Stored data entries
>>

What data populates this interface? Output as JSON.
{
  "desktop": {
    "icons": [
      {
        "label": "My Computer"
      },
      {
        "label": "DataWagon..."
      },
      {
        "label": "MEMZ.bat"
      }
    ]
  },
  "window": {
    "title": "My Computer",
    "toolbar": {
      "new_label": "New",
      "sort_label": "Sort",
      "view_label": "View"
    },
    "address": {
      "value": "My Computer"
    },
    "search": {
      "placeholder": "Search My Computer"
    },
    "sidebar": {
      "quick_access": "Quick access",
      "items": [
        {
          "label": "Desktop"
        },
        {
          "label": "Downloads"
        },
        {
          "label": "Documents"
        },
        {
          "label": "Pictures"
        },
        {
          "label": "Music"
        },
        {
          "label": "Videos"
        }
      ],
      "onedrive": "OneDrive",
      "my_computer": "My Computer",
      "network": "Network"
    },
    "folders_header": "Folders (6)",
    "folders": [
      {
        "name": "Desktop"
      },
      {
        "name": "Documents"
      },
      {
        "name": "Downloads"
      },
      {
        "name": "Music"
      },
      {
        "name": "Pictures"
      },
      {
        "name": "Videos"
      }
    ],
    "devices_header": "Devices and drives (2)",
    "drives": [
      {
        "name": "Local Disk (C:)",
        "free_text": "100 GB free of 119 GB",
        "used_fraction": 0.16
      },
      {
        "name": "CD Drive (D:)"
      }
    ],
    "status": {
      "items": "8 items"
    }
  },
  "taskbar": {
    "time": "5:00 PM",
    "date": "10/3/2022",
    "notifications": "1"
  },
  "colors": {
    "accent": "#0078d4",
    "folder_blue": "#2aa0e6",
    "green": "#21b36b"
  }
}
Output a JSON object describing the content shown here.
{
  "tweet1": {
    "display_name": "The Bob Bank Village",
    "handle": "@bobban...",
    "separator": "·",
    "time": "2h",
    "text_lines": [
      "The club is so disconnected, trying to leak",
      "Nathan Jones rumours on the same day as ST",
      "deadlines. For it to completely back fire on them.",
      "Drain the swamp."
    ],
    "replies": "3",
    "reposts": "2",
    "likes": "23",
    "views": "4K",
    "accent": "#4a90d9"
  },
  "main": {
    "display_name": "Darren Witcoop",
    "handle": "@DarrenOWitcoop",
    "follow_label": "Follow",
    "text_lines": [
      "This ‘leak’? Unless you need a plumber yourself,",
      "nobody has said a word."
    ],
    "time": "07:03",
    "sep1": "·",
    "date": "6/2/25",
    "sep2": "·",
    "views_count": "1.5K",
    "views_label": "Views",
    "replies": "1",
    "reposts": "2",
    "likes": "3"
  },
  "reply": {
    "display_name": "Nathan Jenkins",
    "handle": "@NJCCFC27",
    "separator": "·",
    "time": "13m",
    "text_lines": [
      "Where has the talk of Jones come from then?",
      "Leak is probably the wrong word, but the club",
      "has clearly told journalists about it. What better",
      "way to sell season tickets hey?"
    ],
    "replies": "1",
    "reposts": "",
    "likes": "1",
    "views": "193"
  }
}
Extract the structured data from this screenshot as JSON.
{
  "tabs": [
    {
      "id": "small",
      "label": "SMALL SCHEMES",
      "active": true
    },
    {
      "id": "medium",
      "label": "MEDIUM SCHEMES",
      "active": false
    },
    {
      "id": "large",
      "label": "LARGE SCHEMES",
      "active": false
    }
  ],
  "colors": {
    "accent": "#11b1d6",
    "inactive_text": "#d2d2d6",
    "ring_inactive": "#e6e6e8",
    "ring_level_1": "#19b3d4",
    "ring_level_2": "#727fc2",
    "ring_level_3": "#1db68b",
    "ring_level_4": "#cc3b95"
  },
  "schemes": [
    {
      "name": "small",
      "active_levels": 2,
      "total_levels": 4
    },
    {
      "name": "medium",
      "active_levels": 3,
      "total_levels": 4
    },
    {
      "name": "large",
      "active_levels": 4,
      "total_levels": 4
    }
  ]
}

<<

[WHAT YOU HAVE TO DO]: Retype the material in full. Each word must match.

[EXERCISE RESPONSE]:
What data populates this interface? Output as JSON.
{
  "desktop": {
    "icons": [
      {
        "label": "My Computer"
      },
      {
        "label": "DataWagon..."
      },
      {
        "label": "MEMZ.bat"
      }
    ]
  },
  "window": {
    "title": "My Computer",
    "toolbar": {
      "new_label": "New",
      "sort_label": "Sort",
      "view_label": "View"
    },
    "address": {
      "value": "My Computer"
    },
    "search": {
      "placeholder": "Search My Computer"
    },
    "sidebar": {
      "quick_access": "Quick access",
      "items": [
        {
          "label": "Desktop"
        },
        {
          "label": "Downloads"
        },
        {
          "label": "Documents"
        },
        {
          "label": "Pictures"
        },
        {
          "label": "Music"
        },
        {
          "label": "Videos"
        }
      ],
      "onedrive": "OneDrive",
      "my_computer": "My Computer",
      "network": "Network"
    },
    "folders_header": "Folders (6)",
    "folders": [
      {
        "name": "Desktop"
      },
      {
        "name": "Documents"
      },
      {
        "name": "Downloads"
      },
      {
        "name": "Music"
      },
      {
        "name": "Pictures"
      },
      {
        "name": "Videos"
      }
    ],
    "devices_header": "Devices and drives (2)",
    "drives": [
      {
        "name": "Local Disk (C:)",
        "free_text": "100 GB free of 119 GB",
        "used_fraction": 0.16
      },
      {
        "name": "CD Drive (D:)"
      }
    ],
    "status": {
      "items": "8 items"
    }
  },
  "taskbar": {
    "time": "5:00 PM",
    "date": "10/3/2022",
    "notifications": "1"
  },
  "colors": {
    "accent": "#0078d4",
    "folder_blue": "#2aa0e6",
    "green": "#21b36b"
  }
}
Output a JSON object describing the content shown here.
{
  "tweet1": {
    "display_name": "The Bob Bank Village",
    "handle": "@bobban...",
    "separator": "·",
    "time": "2h",
    "text_lines": [
      "The club is so disconnected, trying to leak",
      "Nathan Jones rumours on the same day as ST",
      "deadlines. For it to completely back fire on them.",
      "Drain the swamp."
    ],
    "replies": "3",
    "reposts": "2",
    "likes": "23",
    "views": "4K",
    "accent": "#4a90d9"
  },
  "main": {
    "display_name": "Darren Witcoop",
    "handle": "@DarrenOWitcoop",
    "follow_label": "Follow",
    "text_lines": [
      "This ‘leak’? Unless you need a plumber yourself,",
      "nobody has said a word."
    ],
    "time": "07:03",
    "sep1": "·",
    "date": "6/2/25",
    "sep2": "·",
    "views_count": "1.5K",
    "views_label": "Views",
    "replies": "1",
    "reposts": "2",
    "likes": "3"
  },
  "reply": {
    "display_name": "Nathan Jenkins",
    "handle": "@NJCCFC27",
    "separator": "·",
    "time": "13m",
    "text_lines": [
      "Where has the talk of Jones come from then?",
      "Leak is probably the wrong word, but the club",
      "has clearly told journalists about it. What better",
      "way to sell season tickets hey?"
    ],
    "replies": "1",
    "reposts": "",
    "likes": "1",
    "views": "193"
  }
}
Extract the structured data from this screenshot as JSON.
{
  "tabs": [
    {
      "id": "small",
      "label": "SMALL SCHEMES",
      "active": true
    },
    {
      "id": "medium",
      "label": "MEDIUM SCHEMES",
      "active": false
    },
    {
      "id": "large",
      "label": "LARGE SCHEMES",
      "active": false
    }
  ],
  "colors": {
    "accent": "#11b1d6",
    "inactive_text": "#d2d2d6",
    "ring_inactive": "#e6e6e8",
    "ring_level_1": "#19b3d4",
    "ring_level_2": "#727fc2",
    "ring_level_3": "#1db68b",
    "ring_level_4": "#cc3b95"
  },
  "schemes": [
    {
      "name": "small",
      "active_levels": 2,
      "total_levels": 4
    },
    {
      "name": "medium",
      "active_levels": 3,
      "total_levels": 4
    },
    {
      "name": "large",
      "active_levels": 4,
      "total_levels": 4
    }
  ]
}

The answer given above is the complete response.